▶ _Problem to work on_: Repeat word for word the stretch of the text below on G. K.'s Weekly and distributism from "[edit] The League" through "T. S. Eliot.".

With the continuation of G. K.'s Weekly after Gilbert's death, by Belloc's son-in-law Reginald Jebb with Hilary Pepler, the complete series of publications therefore reads as
- The Eye-Witness (1911-1914) →
- The New Witness (1914-1923) →
- G. K.'s Weekly (1925-1936) →
- The Weekly Review (1936/7 - 1948, when it became a short-lived monthly).[1][2]
[edit] Distributism in context
The essential continuity under the main editorial figures (those mentioned, plus W. R. Titterton who was Gilbert's sub-editor), is a manifestation of the political and economic doctrine of distributism. This was mainly the work of Belloc, Gilbert and Cecil Chesterton, and Arthur Penty, and had its origins in an Edwardian-era split of Fabian socialism in London circles, around A. R. Orage and his prominent publication The New Age. [3]
In fact, in founding The Eye-Witness, Belloc took a title of a book of essays of his own from a couple of years before, and drew initially on a group of writers more associated with The Speaker.[4]
The papers under discussion in this article became, in practical terms, the organs of the distributist group. This came together as the Distributist League in 1926[5], as G. K.'s Weekly appeared as a revamped publication. The main business of the League, organisationally, fell to Titterton. The League had its own newsletter from 1931.[6]
[edit] Chesterton as editor and campaigner
Chesterton travelled the country to local distributist chapters.[7] G. K.'s Weekly in fact gained little financially for Chesterton; it was not a lucrative venture, but a gesture of respect for Cecil's memory.[8] The financial state of the publications meant that contributors could expect little or no reward. One later famous name who first broke into journalism this way was Eric Blair.[9]
Editorial policy in the latter days of G. K.'s Weekly was moving towards a right-wing position. Attitude to Mussolini (whom GKC interviewed, see the Maisie Ward biography) in the 1930s is close to the point; Chesterton made somewhat favourable remarks about contemporary Italy in his Autobiography (1935). Right at the end of his life G. K.'s Weekly in editorial comment on the invasion of Abyssinia seemed to go further (but there is evidence that this was not Chesterton writing, and that he was upset by the incident).
[edit] The League after Chesterton's death
After Chesterton died in 1936 the League was near collapse[10] but continued in a new form, until being closed down in 1940.[11] Arthur Penty's Distributist Manifesto was published in 1937; Belloc had taken over as President, and the vice-presidents included Eric Gill and T. S. Eliot.

▶ _Provided material_:
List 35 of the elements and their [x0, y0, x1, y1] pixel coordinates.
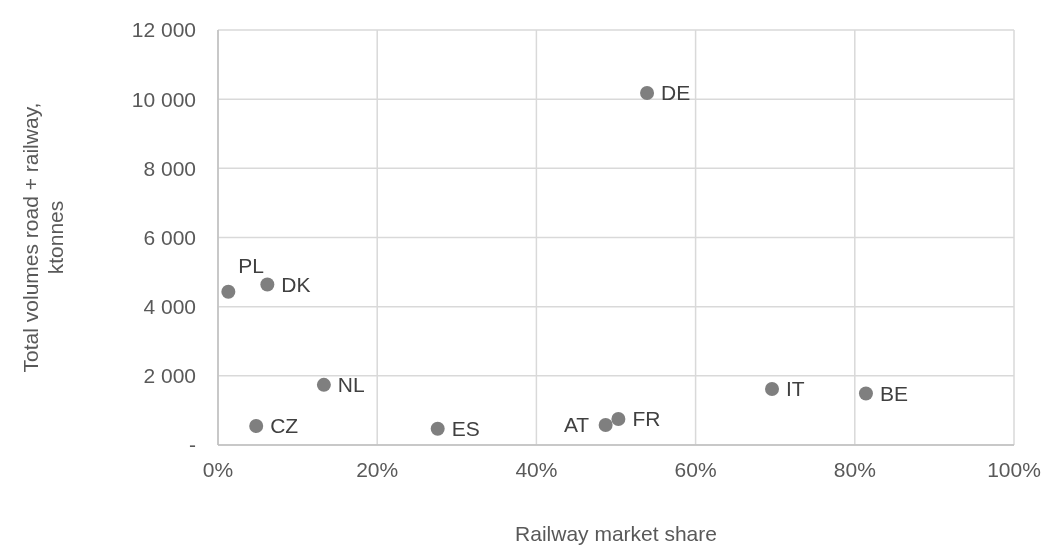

▶ _Result of the task_:
[edit] The League after Chesterton's death
After Chesterton died in 1936 the League was near collapse[10] but continued in a new form, until being closed down in 1940.[11] Arthur Penty's Distributist Manifesto was published in 1937; Belloc had taken over as President, and the vice-presidents included Eric Gill and T. S. Eliot.